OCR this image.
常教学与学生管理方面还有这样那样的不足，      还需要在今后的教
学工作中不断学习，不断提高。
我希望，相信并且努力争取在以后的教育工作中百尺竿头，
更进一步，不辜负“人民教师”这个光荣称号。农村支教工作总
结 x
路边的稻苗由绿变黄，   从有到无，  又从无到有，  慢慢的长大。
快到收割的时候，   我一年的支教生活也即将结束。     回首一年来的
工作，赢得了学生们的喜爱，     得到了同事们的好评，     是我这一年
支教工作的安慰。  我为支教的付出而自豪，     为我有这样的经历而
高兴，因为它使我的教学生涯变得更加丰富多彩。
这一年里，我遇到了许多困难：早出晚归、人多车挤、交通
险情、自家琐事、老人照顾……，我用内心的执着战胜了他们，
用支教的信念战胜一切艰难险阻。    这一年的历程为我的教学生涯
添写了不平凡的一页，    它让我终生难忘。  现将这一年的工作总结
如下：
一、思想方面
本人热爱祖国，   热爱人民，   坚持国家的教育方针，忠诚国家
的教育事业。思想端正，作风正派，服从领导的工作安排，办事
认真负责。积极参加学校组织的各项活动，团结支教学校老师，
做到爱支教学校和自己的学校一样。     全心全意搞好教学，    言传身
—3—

========

→ Instructions to follow:
Please restate the whole listing word for word.

→ Written solution:
OCR this image.
常教学与学生管理方面还有这样那样的不足，      还需要在今后的教
学工作中不断学习，不断提高。
我希望，相信并且努力争取在以后的教育工作中百尺竿头，
更进一步，不辜负“人民教师”这个光荣称号。农村支教工作总
结 x
路边的稻苗由绿变黄，   从有到无，  又从无到有，  慢慢的长大。
快到收割的时候，   我一年的支教生活也即将结束。     回首一年来的
工作，赢得了学生们的喜爱，     得到了同事们的好评，     是我这一年
支教工作的安慰。  我为支教的付出而自豪，     为我有这样的经历而
高兴，因为它使我的教学生涯变得更加丰富多彩。
这一年里，我遇到了许多困难：早出晚归、人多车挤、交通
险情、自家琐事、老人照顾……，我用内心的执着战胜了他们，
用支教的信念战胜一切艰难险阻。    这一年的历程为我的教学生涯
添写了不平凡的一页，    它让我终生难忘。  现将这一年的工作总结
如下：
一、思想方面
本人热爱祖国，   热爱人民，   坚持国家的教育方针，忠诚国家
的教育事业。思想端正，作风正派，服从领导的工作安排，办事
认真负责。积极参加学校组织的各项活动，团结支教学校老师，
做到爱支教学校和自己的学校一样。     全心全意搞好教学，    言传身
—3—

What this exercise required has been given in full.